→ **DATA FOR THE TASK**:
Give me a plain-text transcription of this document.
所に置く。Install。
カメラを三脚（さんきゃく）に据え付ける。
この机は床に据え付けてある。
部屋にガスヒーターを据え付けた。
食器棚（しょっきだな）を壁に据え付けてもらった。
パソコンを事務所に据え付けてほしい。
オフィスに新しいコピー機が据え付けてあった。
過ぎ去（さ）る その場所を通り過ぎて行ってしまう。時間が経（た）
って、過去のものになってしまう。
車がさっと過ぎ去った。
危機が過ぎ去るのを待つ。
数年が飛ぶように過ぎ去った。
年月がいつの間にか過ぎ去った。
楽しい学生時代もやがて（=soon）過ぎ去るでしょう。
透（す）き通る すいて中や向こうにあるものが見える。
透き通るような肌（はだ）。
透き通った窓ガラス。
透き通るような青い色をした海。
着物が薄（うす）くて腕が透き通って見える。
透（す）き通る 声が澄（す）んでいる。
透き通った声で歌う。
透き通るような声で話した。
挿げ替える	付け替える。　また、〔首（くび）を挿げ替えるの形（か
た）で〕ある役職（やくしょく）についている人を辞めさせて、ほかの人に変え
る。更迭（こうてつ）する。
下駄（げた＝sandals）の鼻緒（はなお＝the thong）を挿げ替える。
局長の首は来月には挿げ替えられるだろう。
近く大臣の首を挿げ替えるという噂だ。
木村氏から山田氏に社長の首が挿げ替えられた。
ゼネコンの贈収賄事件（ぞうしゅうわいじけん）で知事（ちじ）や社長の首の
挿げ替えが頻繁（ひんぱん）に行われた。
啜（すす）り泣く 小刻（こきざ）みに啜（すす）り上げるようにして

→ **WRITTEN EXERCISE**:
Could you quote the material above in full, exactly as it stands?

→ **RESPONSE**:
Give me a plain-text transcription of this document.
所に置く。Install。
カメラを三脚（さんきゃく）に据え付ける。
この机は床に据え付けてある。
部屋にガスヒーターを据え付けた。
食器棚（しょっきだな）を壁に据え付けてもらった。
パソコンを事務所に据え付けてほしい。
オフィスに新しいコピー機が据え付けてあった。
過ぎ去（さ）る その場所を通り過ぎて行ってしまう。時間が経（た）
って、過去のものになってしまう。
車がさっと過ぎ去った。
危機が過ぎ去るのを待つ。
数年が飛ぶように過ぎ去った。
年月がいつの間にか過ぎ去った。
楽しい学生時代もやがて（=soon）過ぎ去るでしょう。
透（す）き通る すいて中や向こうにあるものが見える。
透き通るような肌（はだ）。
透き通った窓ガラス。
透き通るような青い色をした海。
着物が薄（うす）くて腕が透き通って見える。
透（す）き通る 声が澄（す）んでいる。
透き通った声で歌う。
透き通るような声で話した。
挿げ替える	付け替える。　また、〔首（くび）を挿げ替えるの形（か
た）で〕ある役職（やくしょく）についている人を辞めさせて、ほかの人に変え
る。更迭（こうてつ）する。
下駄（げた＝sandals）の鼻緒（はなお＝the thong）を挿げ替える。
局長の首は来月には挿げ替えられるだろう。
近く大臣の首を挿げ替えるという噂だ。
木村氏から山田氏に社長の首が挿げ替えられた。
ゼネコンの贈収賄事件（ぞうしゅうわいじけん）で知事（ちじ）や社長の首の
挿げ替えが頻繁（ひんぱん）に行われた。
啜（すす）り泣く 小刻（こきざ）みに啜（すす）り上げるようにして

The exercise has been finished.